* _Written exercise_: Output all lines exactly.

* _Provided data_:

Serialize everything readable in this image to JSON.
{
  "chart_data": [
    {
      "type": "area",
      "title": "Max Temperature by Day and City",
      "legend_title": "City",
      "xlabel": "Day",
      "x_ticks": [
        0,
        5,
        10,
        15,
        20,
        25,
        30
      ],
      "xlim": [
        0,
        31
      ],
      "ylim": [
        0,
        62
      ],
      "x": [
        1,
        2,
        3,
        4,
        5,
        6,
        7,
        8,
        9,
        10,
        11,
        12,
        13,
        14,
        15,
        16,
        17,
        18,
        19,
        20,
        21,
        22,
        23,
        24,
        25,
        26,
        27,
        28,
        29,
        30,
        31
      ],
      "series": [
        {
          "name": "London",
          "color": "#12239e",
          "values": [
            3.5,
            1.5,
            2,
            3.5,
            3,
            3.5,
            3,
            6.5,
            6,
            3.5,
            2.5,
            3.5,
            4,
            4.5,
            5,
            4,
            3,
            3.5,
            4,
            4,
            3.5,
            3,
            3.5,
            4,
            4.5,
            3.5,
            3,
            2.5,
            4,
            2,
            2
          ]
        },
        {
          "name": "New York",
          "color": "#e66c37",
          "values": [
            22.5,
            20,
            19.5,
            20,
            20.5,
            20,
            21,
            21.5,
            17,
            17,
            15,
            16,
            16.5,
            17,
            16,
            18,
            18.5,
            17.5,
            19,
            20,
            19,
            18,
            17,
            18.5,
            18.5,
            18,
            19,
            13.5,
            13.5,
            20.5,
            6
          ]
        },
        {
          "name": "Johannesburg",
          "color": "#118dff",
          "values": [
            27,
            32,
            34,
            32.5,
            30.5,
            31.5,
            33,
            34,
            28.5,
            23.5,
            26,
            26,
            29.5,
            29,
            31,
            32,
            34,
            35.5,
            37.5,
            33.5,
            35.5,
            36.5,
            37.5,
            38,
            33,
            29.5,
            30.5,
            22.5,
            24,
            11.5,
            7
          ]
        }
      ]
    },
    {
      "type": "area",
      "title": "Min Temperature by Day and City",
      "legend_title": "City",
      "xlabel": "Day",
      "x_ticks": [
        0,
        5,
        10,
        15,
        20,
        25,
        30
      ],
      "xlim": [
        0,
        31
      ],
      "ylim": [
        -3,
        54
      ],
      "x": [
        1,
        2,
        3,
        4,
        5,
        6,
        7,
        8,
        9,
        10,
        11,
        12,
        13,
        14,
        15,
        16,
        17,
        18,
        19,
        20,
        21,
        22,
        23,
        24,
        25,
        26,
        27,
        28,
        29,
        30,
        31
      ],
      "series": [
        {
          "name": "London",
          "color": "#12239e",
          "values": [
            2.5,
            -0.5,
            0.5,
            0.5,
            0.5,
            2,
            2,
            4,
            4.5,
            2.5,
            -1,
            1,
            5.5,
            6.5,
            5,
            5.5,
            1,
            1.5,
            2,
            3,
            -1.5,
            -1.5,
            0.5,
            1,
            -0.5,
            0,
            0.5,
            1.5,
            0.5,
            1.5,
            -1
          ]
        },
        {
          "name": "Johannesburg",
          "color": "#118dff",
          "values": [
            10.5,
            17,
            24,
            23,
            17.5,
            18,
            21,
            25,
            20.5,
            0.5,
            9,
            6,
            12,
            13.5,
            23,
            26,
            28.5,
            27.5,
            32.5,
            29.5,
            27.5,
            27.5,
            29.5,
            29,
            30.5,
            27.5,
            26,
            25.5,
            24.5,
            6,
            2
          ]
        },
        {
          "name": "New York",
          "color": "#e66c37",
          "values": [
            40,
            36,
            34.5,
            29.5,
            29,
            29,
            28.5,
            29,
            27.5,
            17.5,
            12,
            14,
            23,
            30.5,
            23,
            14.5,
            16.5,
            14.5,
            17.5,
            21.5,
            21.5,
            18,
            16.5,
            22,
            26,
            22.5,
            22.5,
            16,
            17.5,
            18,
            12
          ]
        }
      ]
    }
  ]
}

* _Exercise result_:
Serialize everything readable in this image to JSON.
{
  "chart_data": [
    {
      "type": "area",
      "title": "Max Temperature by Day and City",
      "legend_title": "City",
      "xlabel": "Day",
      "x_ticks": [
        0,
        5,
        10,
        15,
        20,
        25,
        30
      ],
      "xlim": [
        0,
        31
      ],
      "ylim": [
        0,
        62
      ],
      "x": [
        1,
        2,
        3,
        4,
        5,
        6,
        7,
        8,
        9,
        10,
        11,
        12,
        13,
        14,
        15,
        16,
        17,
        18,
        19,
        20,
        21,
        22,
        23,
        24,
        25,
        26,
        27,
        28,
        29,
        30,
        31
      ],
      "series": [
        {
          "name": "London",
          "color": "#12239e",
          "values": [
            3.5,
            1.5,
            2,
            3.5,
            3,
            3.5,
            3,
            6.5,
            6,
            3.5,
            2.5,
            3.5,
            4,
            4.5,
            5,
            4,
            3,
            3.5,
            4,
            4,
            3.5,
            3,
            3.5,
            4,
            4.5,
            3.5,
            3,
            2.5,
            4,
            2,
            2
          ]
        },
        {
          "name": "New York",
          "color": "#e66c37",
          "values": [
            22.5,
            20,
            19.5,
            20,
            20.5,
            20,
            21,
            21.5,
            17,
            17,
            15,
            16,
            16.5,
            17,
            16,
            18,
            18.5,
            17.5,
            19,
            20,
            19,
            18,
            17,
            18.5,
            18.5,
            18,
            19,
            13.5,
            13.5,
            20.5,
            6
          ]
        },
        {
          "name": "Johannesburg",
          "color": "#118dff",
          "values": [
            27,
            32,
            34,
            32.5,
            30.5,
            31.5,
            33,
            34,
            28.5,
            23.5,
            26,
            26,
            29.5,
            29,
            31,
            32,
            34,
            35.5,
            37.5,
            33.5,
            35.5,
            36.5,
            37.5,
            38,
            33,
            29.5,
            30.5,
            22.5,
            24,
            11.5,
            7
          ]
        }
      ]
    },
    {
      "type": "area",
      "title": "Min Temperature by Day and City",
      "legend_title": "City",
      "xlabel": "Day",
      "x_ticks": [
        0,
        5,
        10,
        15,
        20,
        25,
        30
      ],
      "xlim": [
        0,
        31
      ],
      "ylim": [
        -3,
        54
      ],
      "x": [
        1,
        2,
        3,
        4,
        5,
        6,
        7,
        8,
        9,
        10,
        11,
        12,
        13,
        14,
        15,
        16,
        17,
        18,
        19,
        20,
        21,
        22,
        23,
        24,
        25,
        26,
        27,
        28,
        29,
        30,
        31
      ],
      "series": [
        {
          "name": "London",
          "color": "#12239e",
          "values": [
            2.5,
            -0.5,
            0.5,
            0.5,
            0.5,
            2,
            2,
            4,
            4.5,
            2.5,
            -1,
            1,
            5.5,
            6.5,
            5,
            5.5,
            1,
            1.5,
            2,
            3,
            -1.5,
            -1.5,
            0.5,
            1,
            -0.5,
            0,
            0.5,
            1.5,
            0.5,
            1.5,
            -1
          ]
        },
        {
          "name": "Johannesburg",
          "color": "#118dff",
          "values": [
            10.5,
            17,
            24,
            23,
            17.5,
            18,
            21,
            25,
            20.5,
            0.5,
            9,
            6,
            12,
            13.5,
            23,
            26,
            28.5,
            27.5,
            32.5,
            29.5,
            27.5,
            27.5,
            29.5,
            29,
            30.5,
            27.5,
            26,
            25.5,
            24.5,
            6,
            2
          ]
        },
        {
          "name": "New York",
          "color": "#e66c37",
          "values": [
            40,
            36,
            34.5,
            29.5,
            29,
            29,
            28.5,
            29,
            27.5,
            17.5,
            12,
            14,
            23,
            30.5,
            23,
            14.5,
            16.5,
            14.5,
            17.5,
            21.5,
            21.5,
            18,
            16.5,
            22,
            26,
            22.5,
            22.5,
            16,
            17.5,
            18,
            12
          ]
        }
      ]
    }
  ]
}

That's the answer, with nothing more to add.